[Part of a data file]
"""

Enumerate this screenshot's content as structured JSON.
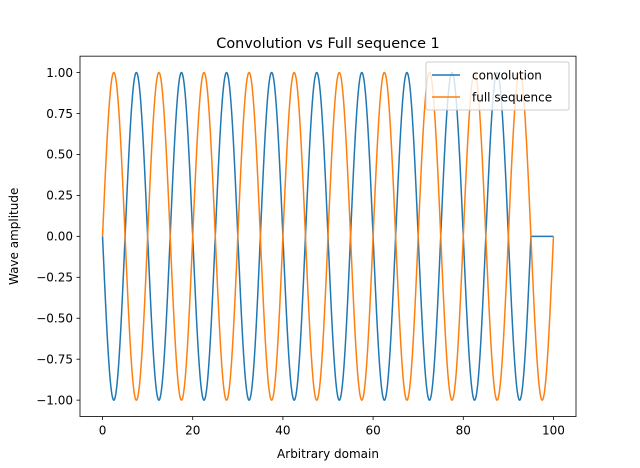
{
  "chart_data": {
    "type": "line",
    "title": "Convolution vs Full sequence 1",
    "xlabel": "Arbitrary domain",
    "ylabel": "Wave amplitude",
    "xlim": [
      -5,
      105
    ],
    "ylim": [
      -1.1,
      1.1
    ],
    "xticks": [
      "0",
      "20",
      "40",
      "60",
      "80",
      "100"
    ],
    "yticks": [
      "−1.00",
      "−0.75",
      "−0.50",
      "−0.25",
      "0.00",
      "0.25",
      "0.50",
      "0.75",
      "1.00"
    ],
    "xtick_values": [
      0,
      20,
      40,
      60,
      80,
      100
    ],
    "ytick_values": [
      -1.0,
      -0.75,
      -0.5,
      -0.25,
      0.0,
      0.25,
      0.5,
      0.75,
      1.0
    ],
    "grid": false,
    "legend_position": "top-right",
    "series": [
      {
        "name": "convolution",
        "color": "#1f77b4",
        "function": "sin",
        "amplitude": 1.0,
        "period": 10,
        "phase_deg": 180,
        "x_start": 0,
        "x_end": 95,
        "then_zero_to": 100
      },
      {
        "name": "full sequence",
        "color": "#ff7f0e",
        "function": "sin",
        "amplitude": 1.0,
        "period": 10,
        "phase_deg": 0,
        "x_start": 0,
        "x_end": 100,
        "end_value": 0.0
      }
    ]
  }
}
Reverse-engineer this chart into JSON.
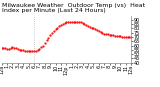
{
  "title_line1": "Milwaukee Weather  Outdoor Temp (vs)  Heat Index per Minute (Last 24 Hours)",
  "ylim": [
    40,
    95
  ],
  "xlim": [
    0,
    1439
  ],
  "line_color": "#ff0000",
  "bg_color": "#ffffff",
  "vline_x": 360,
  "vline_color": "#999999",
  "yticks": [
    40,
    45,
    50,
    55,
    60,
    65,
    70,
    75,
    80,
    85,
    90
  ],
  "x_data": [
    0,
    20,
    40,
    60,
    80,
    100,
    120,
    140,
    160,
    180,
    200,
    220,
    240,
    260,
    280,
    300,
    320,
    340,
    360,
    380,
    400,
    420,
    440,
    460,
    480,
    500,
    520,
    540,
    560,
    580,
    600,
    620,
    640,
    660,
    680,
    700,
    720,
    740,
    760,
    780,
    800,
    820,
    840,
    860,
    880,
    900,
    920,
    940,
    960,
    980,
    1000,
    1020,
    1040,
    1060,
    1080,
    1100,
    1120,
    1140,
    1160,
    1180,
    1200,
    1220,
    1240,
    1260,
    1280,
    1300,
    1320,
    1340,
    1360,
    1380,
    1400,
    1420,
    1439
  ],
  "y_data": [
    57,
    57,
    57,
    56,
    56,
    57,
    58,
    57,
    57,
    56,
    55,
    55,
    55,
    54,
    54,
    54,
    54,
    54,
    54,
    54,
    55,
    56,
    58,
    60,
    63,
    66,
    69,
    72,
    75,
    77,
    79,
    81,
    83,
    84,
    85,
    86,
    87,
    87,
    88,
    88,
    88,
    88,
    88,
    87,
    87,
    86,
    85,
    84,
    83,
    82,
    81,
    80,
    79,
    78,
    77,
    76,
    75,
    74,
    73,
    73,
    72,
    72,
    72,
    71,
    71,
    71,
    71,
    70,
    70,
    70,
    70,
    70,
    70
  ],
  "title_fontsize": 4.5,
  "tick_fontsize": 3.5,
  "xtick_labels": [
    "12a",
    "1",
    "2",
    "3",
    "4",
    "5",
    "6",
    "7",
    "8",
    "9",
    "10",
    "11",
    "12p",
    "1",
    "2",
    "3",
    "4",
    "5",
    "6",
    "7",
    "8",
    "9",
    "10",
    "11",
    "12a"
  ],
  "title_color": "#000000"
}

"""

Skip the images and write out the rest of the listing exactly.

Enumerate this screenshot's content as structured JSON.
{
  "chart_data": {
    "type": "line",
    "title": "Convolution vs Full sequence 1",
    "xlabel": "Arbitrary domain",
    "ylabel": "Wave amplitude",
    "xlim": [
      -5,
      105
    ],
    "ylim": [
      -1.1,
      1.1
    ],
    "xticks": [
      "0",
      "20",
      "40",
      "60",
      "80",
      "100"
    ],
    "yticks": [
      "−1.00",
      "−0.75",
      "−0.50",
      "−0.25",
      "0.00",
      "0.25",
      "0.50",
      "0.75",
      "1.00"
    ],
    "xtick_values": [
      0,
      20,
      40,
      60,
      80,
      100
    ],
    "ytick_values": [
      -1.0,
      -0.75,
      -0.5,
      -0.25,
      0.0,
      0.25,
      0.5,
      0.75,
      1.0
    ],
    "grid": false,
    "legend_position": "top-right",
    "series": [
      {
        "name": "convolution",
        "color": "#1f77b4",
        "function": "sin",
        "amplitude": 1.0,
        "period": 10,
        "phase_deg": 180,
        "x_start": 0,
        "x_end": 95,
        "then_zero_to": 100
      },
      {
        "name": "full sequence",
        "color": "#ff7f0e",
        "function": "sin",
        "amplitude": 1.0,
        "period": 10,
        "phase_deg": 0,
        "x_start": 0,
        "x_end": 100,
        "end_value": 0.0
      }
    ]
  }
}
Reverse-engineer this chart into JSON.
{
  "title_line1": "Milwaukee Weather  Outdoor Temp (vs)  Heat Index per Minute (Last 24 Hours)",
  "ylim": [
    40,
    95
  ],
  "xlim": [
    0,
    1439
  ],
  "line_color": "#ff0000",
  "bg_color": "#ffffff",
  "vline_x": 360,
  "vline_color": "#999999",
  "yticks": [
    40,
    45,
    50,
    55,
    60,
    65,
    70,
    75,
    80,
    85,
    90
  ],
  "x_data": [
    0,
    20,
    40,
    60,
    80,
    100,
    120,
    140,
    160,
    180,
    200,
    220,
    240,
    260,
    280,
    300,
    320,
    340,
    360,
    380,
    400,
    420,
    440,
    460,
    480,
    500,
    520,
    540,
    560,
    580,
    600,
    620,
    640,
    660,
    680,
    700,
    720,
    740,
    760,
    780,
    800,
    820,
    840,
    860,
    880,
    900,
    920,
    940,
    960,
    980,
    1000,
    1020,
    1040,
    1060,
    1080,
    1100,
    1120,
    1140,
    1160,
    1180,
    1200,
    1220,
    1240,
    1260,
    1280,
    1300,
    1320,
    1340,
    1360,
    1380,
    1400,
    1420,
    1439
  ],
  "y_data": [
    57,
    57,
    57,
    56,
    56,
    57,
    58,
    57,
    57,
    56,
    55,
    55,
    55,
    54,
    54,
    54,
    54,
    54,
    54,
    54,
    55,
    56,
    58,
    60,
    63,
    66,
    69,
    72,
    75,
    77,
    79,
    81,
    83,
    84,
    85,
    86,
    87,
    87,
    88,
    88,
    88,
    88,
    88,
    87,
    87,
    86,
    85,
    84,
    83,
    82,
    81,
    80,
    79,
    78,
    77,
    76,
    75,
    74,
    73,
    73,
    72,
    72,
    72,
    71,
    71,
    71,
    71,
    70,
    70,
    70,
    70,
    70,
    70
  ],
  "title_fontsize": 4.5,
  "tick_fontsize": 3.5,
  "xtick_labels": [
    "12a",
    "1",
    "2",
    "3",
    "4",
    "5",
    "6",
    "7",
    "8",
    "9",
    "10",
    "11",
    "12p",
    "1",
    "2",
    "3",
    "4",
    "5",
    "6",
    "7",
    "8",
    "9",
    "10",
    "11",
    "12a"
  ],
  "title_color": "#000000"
}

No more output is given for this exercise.